→ WHAT TO PRODUCE: Every record must be written out once more, with nothing added or omitted.

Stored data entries
========================================================================

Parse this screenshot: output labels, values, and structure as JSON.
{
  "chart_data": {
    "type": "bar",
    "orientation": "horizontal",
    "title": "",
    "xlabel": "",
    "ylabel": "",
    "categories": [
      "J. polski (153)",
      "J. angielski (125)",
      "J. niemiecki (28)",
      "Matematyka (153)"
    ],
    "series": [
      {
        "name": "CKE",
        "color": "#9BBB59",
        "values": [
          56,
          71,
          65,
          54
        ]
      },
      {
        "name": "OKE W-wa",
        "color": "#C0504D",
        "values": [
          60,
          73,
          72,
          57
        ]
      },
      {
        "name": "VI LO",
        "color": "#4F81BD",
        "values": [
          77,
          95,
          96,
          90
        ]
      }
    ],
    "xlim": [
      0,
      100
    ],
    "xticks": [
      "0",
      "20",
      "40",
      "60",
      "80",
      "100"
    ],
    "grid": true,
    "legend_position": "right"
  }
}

========================================================================

→ THE RESULT:
Parse this screenshot: output labels, values, and structure as JSON.
{
  "chart_data": {
    "type": "bar",
    "orientation": "horizontal",
    "title": "",
    "xlabel": "",
    "ylabel": "",
    "categories": [
      "J. polski (153)",
      "J. angielski (125)",
      "J. niemiecki (28)",
      "Matematyka (153)"
    ],
    "series": [
      {
        "name": "CKE",
        "color": "#9BBB59",
        "values": [
          56,
          71,
          65,
          54
        ]
      },
      {
        "name": "OKE W-wa",
        "color": "#C0504D",
        "values": [
          60,
          73,
          72,
          57
        ]
      },
      {
        "name": "VI LO",
        "color": "#4F81BD",
        "values": [
          77,
          95,
          96,
          90
        ]
      }
    ],
    "xlim": [
      0,
      100
    ],
    "xticks": [
      "0",
      "20",
      "40",
      "60",
      "80",
      "100"
    ],
    "grid": true,
    "legend_position": "right"
  }
}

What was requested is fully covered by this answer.